* _Try it_: Every entry below should be repeated exactly; the pictures should not.

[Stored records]

- - -

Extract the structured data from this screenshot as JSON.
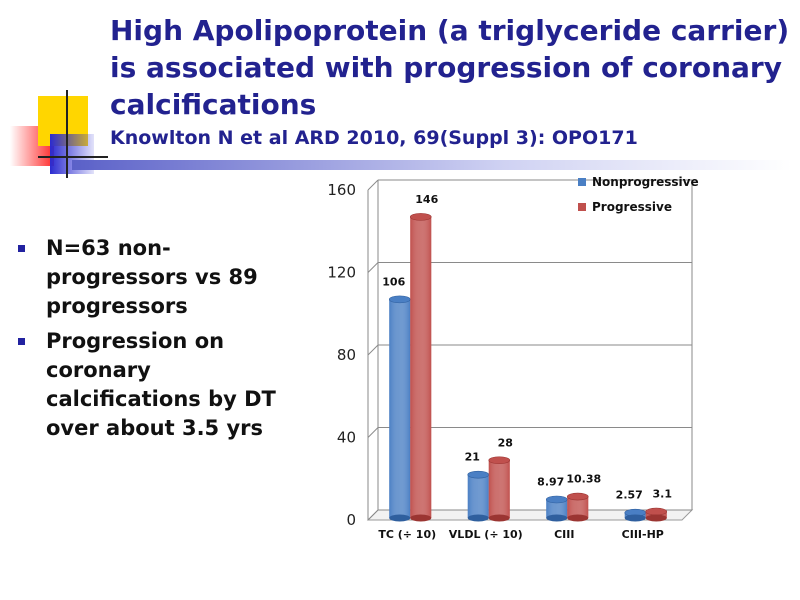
{
  "slide": {
    "title": "High Apolipoprotein (a triglyceride carrier) is associated with progression of coronary calcifications",
    "subtitle": "Knowlton N et al ARD 2010, 69(Suppl 3): OPO171",
    "bullets": [
      "N=63 non-progressors vs 89 progressors",
      "Progression on coronary calcifications by DT over about 3.5 yrs"
    ]
  },
  "chart_data": {
    "type": "bar",
    "categories": [
      "TC (÷ 10)",
      "VLDL (÷ 10)",
      "CIII",
      "CIII-HP"
    ],
    "series": [
      {
        "name": "Nonprogressive",
        "values": [
          106,
          21,
          8.97,
          2.57
        ],
        "labels": [
          "106",
          "21",
          "8.97",
          "2.57"
        ],
        "color": "#4a7fc4"
      },
      {
        "name": "Progressive",
        "values": [
          146,
          28,
          10.38,
          3.1
        ],
        "labels": [
          "146",
          "28",
          "10.38",
          "3.1"
        ],
        "color": "#c0504d"
      }
    ],
    "ylim": [
      0,
      160
    ],
    "yticks": [
      0,
      40,
      80,
      120,
      160
    ],
    "ytick_labels": [
      "0",
      "40",
      "80",
      "120",
      "160"
    ],
    "grid": true,
    "legend_position": "top-right",
    "title": "",
    "xlabel": "",
    "ylabel": ""
  }
}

- - -

* _Result for this exercise_:
Extract the structured data from this screenshot as JSON.
{
  "slide": {
    "title": "High Apolipoprotein (a triglyceride carrier) is associated with progression of coronary calcifications",
    "subtitle": "Knowlton N et al ARD 2010, 69(Suppl 3): OPO171",
    "bullets": [
      "N=63 non-progressors vs 89 progressors",
      "Progression on coronary calcifications by DT over about 3.5 yrs"
    ]
  },
  "chart_data": {
    "type": "bar",
    "categories": [
      "TC (÷ 10)",
      "VLDL (÷ 10)",
      "CIII",
      "CIII-HP"
    ],
    "series": [
      {
        "name": "Nonprogressive",
        "values": [
          106,
          21,
          8.97,
          2.57
        ],
        "labels": [
          "106",
          "21",
          "8.97",
          "2.57"
        ],
        "color": "#4a7fc4"
      },
      {
        "name": "Progressive",
        "values": [
          146,
          28,
          10.38,
          3.1
        ],
        "labels": [
          "146",
          "28",
          "10.38",
          "3.1"
        ],
        "color": "#c0504d"
      }
    ],
    "ylim": [
      0,
      160
    ],
    "yticks": [
      0,
      40,
      80,
      120,
      160
    ],
    "ytick_labels": [
      "0",
      "40",
      "80",
      "120",
      "160"
    ],
    "grid": true,
    "legend_position": "top-right",
    "title": "",
    "xlabel": "",
    "ylabel": ""
  }
}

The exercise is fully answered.